++++ Records for processing ++++

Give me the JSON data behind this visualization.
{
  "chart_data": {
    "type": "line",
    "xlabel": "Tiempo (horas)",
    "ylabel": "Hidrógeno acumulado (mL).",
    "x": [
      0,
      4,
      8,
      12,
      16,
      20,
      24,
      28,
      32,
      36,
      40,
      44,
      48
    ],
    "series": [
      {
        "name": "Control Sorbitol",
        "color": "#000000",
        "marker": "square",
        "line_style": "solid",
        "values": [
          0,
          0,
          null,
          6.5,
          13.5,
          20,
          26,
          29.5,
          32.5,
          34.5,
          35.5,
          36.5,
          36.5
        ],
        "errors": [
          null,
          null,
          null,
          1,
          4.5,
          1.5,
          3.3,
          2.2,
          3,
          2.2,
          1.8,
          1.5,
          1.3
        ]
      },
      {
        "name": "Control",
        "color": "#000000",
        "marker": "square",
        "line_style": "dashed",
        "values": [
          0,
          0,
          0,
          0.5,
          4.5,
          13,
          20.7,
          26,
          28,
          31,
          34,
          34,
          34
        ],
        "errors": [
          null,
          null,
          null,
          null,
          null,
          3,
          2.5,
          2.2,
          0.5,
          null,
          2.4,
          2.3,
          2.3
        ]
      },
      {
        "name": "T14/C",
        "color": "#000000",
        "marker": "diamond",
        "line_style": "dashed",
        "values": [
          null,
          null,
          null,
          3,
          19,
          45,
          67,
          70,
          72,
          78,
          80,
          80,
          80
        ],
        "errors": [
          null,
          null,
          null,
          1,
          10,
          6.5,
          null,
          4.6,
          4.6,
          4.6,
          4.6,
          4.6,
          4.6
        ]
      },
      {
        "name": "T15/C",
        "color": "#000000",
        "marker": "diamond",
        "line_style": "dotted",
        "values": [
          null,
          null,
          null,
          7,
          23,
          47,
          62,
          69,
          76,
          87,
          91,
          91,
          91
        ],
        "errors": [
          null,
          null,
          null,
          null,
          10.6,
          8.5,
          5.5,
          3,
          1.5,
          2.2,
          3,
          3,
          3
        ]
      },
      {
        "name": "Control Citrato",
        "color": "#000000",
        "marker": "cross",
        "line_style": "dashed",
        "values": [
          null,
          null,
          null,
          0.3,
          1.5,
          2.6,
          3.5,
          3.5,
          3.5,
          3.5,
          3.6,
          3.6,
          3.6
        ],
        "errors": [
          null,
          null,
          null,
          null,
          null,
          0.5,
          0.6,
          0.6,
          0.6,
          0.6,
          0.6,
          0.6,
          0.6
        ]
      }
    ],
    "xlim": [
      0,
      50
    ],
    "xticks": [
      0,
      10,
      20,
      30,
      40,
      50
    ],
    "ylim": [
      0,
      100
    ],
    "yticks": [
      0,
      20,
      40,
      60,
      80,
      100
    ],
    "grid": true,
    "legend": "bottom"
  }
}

++++

__The request__. Your task is to collect every line above that contains the word "Control".

__Full response__.
        "name": "Control Sorbitol",
        "name": "Control",
        "name": "Control Citrato",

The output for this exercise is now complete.